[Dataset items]
:::

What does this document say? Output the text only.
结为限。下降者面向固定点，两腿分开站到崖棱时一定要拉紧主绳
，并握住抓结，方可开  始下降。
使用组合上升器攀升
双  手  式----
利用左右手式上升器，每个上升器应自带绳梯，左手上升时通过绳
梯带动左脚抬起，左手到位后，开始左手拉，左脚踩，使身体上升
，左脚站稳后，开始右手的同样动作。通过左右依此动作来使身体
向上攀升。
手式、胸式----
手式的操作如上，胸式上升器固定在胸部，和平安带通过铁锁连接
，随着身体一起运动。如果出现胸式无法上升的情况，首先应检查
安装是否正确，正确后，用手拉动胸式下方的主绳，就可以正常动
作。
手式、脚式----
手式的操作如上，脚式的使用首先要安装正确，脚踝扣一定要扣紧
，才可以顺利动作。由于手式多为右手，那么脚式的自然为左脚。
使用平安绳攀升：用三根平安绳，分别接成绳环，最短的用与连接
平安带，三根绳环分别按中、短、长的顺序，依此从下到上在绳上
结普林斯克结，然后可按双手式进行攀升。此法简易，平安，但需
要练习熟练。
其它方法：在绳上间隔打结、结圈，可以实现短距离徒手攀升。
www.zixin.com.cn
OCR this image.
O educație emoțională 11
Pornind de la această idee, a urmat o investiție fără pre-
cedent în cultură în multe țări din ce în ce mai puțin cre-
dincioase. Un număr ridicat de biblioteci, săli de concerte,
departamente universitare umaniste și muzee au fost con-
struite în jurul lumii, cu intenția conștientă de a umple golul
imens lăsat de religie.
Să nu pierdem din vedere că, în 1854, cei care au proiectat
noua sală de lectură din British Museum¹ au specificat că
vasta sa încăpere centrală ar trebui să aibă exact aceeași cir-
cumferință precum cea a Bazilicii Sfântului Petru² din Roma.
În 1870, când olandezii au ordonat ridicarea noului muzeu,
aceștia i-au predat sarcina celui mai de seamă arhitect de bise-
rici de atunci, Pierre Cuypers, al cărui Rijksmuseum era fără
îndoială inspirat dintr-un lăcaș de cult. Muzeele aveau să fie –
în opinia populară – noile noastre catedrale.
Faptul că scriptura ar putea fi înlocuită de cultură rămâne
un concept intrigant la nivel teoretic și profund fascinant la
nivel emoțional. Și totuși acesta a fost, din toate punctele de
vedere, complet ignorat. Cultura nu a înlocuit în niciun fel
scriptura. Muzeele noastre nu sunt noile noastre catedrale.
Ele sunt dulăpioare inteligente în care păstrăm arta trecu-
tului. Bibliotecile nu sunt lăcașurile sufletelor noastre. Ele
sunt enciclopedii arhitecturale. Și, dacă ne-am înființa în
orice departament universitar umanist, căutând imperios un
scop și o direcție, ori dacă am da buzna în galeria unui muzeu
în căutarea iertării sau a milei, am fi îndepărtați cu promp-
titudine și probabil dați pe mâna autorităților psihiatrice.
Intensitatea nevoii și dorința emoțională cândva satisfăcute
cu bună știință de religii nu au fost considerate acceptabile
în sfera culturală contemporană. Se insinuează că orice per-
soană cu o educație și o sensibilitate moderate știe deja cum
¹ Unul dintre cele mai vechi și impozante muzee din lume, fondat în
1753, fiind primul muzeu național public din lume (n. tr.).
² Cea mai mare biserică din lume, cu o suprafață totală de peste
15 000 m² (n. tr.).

:::

Objective -
Copy out the data shown above without altering anything.

Result of the exercise -
What does this document say? Output the text only.
结为限。下降者面向固定点，两腿分开站到崖棱时一定要拉紧主绳
，并握住抓结，方可开  始下降。
使用组合上升器攀升
双  手  式----
利用左右手式上升器，每个上升器应自带绳梯，左手上升时通过绳
梯带动左脚抬起，左手到位后，开始左手拉，左脚踩，使身体上升
，左脚站稳后，开始右手的同样动作。通过左右依此动作来使身体
向上攀升。
手式、胸式----
手式的操作如上，胸式上升器固定在胸部，和平安带通过铁锁连接
，随着身体一起运动。如果出现胸式无法上升的情况，首先应检查
安装是否正确，正确后，用手拉动胸式下方的主绳，就可以正常动
作。
手式、脚式----
手式的操作如上，脚式的使用首先要安装正确，脚踝扣一定要扣紧
，才可以顺利动作。由于手式多为右手，那么脚式的自然为左脚。
使用平安绳攀升：用三根平安绳，分别接成绳环，最短的用与连接
平安带，三根绳环分别按中、短、长的顺序，依此从下到上在绳上
结普林斯克结，然后可按双手式进行攀升。此法简易，平安，但需
要练习熟练。
其它方法：在绳上间隔打结、结圈，可以实现短距离徒手攀升。
www.zixin.com.cn
OCR this image.
O educație emoțională 11
Pornind de la această idee, a urmat o investiție fără pre-
cedent în cultură în multe țări din ce în ce mai puțin cre-
dincioase. Un număr ridicat de biblioteci, săli de concerte,
departamente universitare umaniste și muzee au fost con-
struite în jurul lumii, cu intenția conștientă de a umple golul
imens lăsat de religie.
Să nu pierdem din vedere că, în 1854, cei care au proiectat
noua sală de lectură din British Museum¹ au specificat că
vasta sa încăpere centrală ar trebui să aibă exact aceeași cir-
cumferință precum cea a Bazilicii Sfântului Petru² din Roma.
În 1870, când olandezii au ordonat ridicarea noului muzeu,
aceștia i-au predat sarcina celui mai de seamă arhitect de bise-
rici de atunci, Pierre Cuypers, al cărui Rijksmuseum era fără
îndoială inspirat dintr-un lăcaș de cult. Muzeele aveau să fie –
în opinia populară – noile noastre catedrale.
Faptul că scriptura ar putea fi înlocuită de cultură rămâne
un concept intrigant la nivel teoretic și profund fascinant la
nivel emoțional. Și totuși acesta a fost, din toate punctele de
vedere, complet ignorat. Cultura nu a înlocuit în niciun fel
scriptura. Muzeele noastre nu sunt noile noastre catedrale.
Ele sunt dulăpioare inteligente în care păstrăm arta trecu-
tului. Bibliotecile nu sunt lăcașurile sufletelor noastre. Ele
sunt enciclopedii arhitecturale. Și, dacă ne-am înființa în
orice departament universitar umanist, căutând imperios un
scop și o direcție, ori dacă am da buzna în galeria unui muzeu
în căutarea iertării sau a milei, am fi îndepărtați cu promp-
titudine și probabil dați pe mâna autorităților psihiatrice.
Intensitatea nevoii și dorința emoțională cândva satisfăcute
cu bună știință de religii nu au fost considerate acceptabile
în sfera culturală contemporană. Se insinuează că orice per-
soană cu o educație și o sensibilitate moderate știe deja cum
¹ Unul dintre cele mai vechi și impozante muzee din lume, fondat în
1753, fiind primul muzeu național public din lume (n. tr.).
² Cea mai mare biserică din lume, cu o suprafață totală de peste
15 000 m² (n. tr.).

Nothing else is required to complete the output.